◆ Supplied material

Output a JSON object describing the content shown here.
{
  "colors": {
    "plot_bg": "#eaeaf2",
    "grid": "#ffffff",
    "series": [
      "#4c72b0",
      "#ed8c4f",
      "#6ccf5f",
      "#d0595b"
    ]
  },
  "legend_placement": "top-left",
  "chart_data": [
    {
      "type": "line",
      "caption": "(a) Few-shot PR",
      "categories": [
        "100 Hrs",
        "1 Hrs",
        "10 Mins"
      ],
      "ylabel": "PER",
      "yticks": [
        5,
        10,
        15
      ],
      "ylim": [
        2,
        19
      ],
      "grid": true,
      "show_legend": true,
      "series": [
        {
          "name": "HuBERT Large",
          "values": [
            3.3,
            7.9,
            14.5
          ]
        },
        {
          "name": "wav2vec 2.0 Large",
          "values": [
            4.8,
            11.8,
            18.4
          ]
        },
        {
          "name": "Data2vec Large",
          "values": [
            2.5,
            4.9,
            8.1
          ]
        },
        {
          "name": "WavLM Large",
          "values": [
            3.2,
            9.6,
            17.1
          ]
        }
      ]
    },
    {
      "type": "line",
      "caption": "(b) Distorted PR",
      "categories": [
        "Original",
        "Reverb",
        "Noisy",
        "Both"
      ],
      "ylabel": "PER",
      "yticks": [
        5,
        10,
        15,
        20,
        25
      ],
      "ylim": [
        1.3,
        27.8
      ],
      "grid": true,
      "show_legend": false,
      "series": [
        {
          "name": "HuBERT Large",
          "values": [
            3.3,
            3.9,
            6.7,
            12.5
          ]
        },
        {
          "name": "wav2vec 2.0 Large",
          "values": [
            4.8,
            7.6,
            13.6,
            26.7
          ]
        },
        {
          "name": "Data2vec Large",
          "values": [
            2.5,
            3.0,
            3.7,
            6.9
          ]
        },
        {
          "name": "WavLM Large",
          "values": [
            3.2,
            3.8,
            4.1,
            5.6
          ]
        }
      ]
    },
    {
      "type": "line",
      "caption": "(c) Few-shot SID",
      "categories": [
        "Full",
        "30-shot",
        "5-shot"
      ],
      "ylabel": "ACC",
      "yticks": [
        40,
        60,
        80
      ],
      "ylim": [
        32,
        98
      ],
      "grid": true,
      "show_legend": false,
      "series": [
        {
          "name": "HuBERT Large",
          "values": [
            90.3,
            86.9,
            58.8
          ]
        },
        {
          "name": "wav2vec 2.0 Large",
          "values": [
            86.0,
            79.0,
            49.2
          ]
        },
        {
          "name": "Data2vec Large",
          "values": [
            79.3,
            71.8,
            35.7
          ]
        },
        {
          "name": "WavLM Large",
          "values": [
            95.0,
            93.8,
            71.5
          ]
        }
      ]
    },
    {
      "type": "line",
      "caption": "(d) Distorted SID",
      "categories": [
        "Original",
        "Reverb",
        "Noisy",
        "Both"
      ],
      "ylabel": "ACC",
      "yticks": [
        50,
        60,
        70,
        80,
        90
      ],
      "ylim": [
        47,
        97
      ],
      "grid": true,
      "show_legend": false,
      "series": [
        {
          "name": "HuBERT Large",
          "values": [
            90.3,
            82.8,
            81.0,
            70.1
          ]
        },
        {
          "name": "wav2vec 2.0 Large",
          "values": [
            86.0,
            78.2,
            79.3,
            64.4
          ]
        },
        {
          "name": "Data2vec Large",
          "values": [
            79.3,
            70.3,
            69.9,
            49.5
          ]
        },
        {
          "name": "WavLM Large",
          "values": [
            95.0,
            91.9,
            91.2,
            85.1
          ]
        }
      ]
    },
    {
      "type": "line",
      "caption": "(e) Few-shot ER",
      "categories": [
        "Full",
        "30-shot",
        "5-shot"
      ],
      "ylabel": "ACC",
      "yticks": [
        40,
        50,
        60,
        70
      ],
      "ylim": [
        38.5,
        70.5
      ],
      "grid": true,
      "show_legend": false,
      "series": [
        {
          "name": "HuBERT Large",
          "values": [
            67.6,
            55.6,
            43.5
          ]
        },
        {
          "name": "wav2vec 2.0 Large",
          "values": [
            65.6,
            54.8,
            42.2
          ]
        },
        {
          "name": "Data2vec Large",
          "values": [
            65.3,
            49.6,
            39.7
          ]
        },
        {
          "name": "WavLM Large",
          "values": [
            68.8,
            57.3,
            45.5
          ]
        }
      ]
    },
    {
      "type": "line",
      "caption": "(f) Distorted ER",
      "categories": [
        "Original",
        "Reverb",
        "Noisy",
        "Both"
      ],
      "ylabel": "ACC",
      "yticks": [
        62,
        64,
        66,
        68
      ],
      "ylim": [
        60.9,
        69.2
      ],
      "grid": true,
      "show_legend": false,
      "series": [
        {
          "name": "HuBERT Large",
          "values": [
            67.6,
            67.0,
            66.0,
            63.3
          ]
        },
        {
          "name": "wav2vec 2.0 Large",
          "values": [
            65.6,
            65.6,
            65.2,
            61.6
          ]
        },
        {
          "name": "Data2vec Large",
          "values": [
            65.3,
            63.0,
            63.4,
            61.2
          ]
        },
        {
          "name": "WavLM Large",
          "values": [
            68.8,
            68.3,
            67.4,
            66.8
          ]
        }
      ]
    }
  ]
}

◆ Aim
List the lines that contain the word "shot".

◆ Output for this task
      "caption": "(a) Few-shot PR",
      "caption": "(c) Few-shot SID",
        "30-shot",
        "5-shot"
      "caption": "(e) Few-shot ER",
        "30-shot",
        "5-shot"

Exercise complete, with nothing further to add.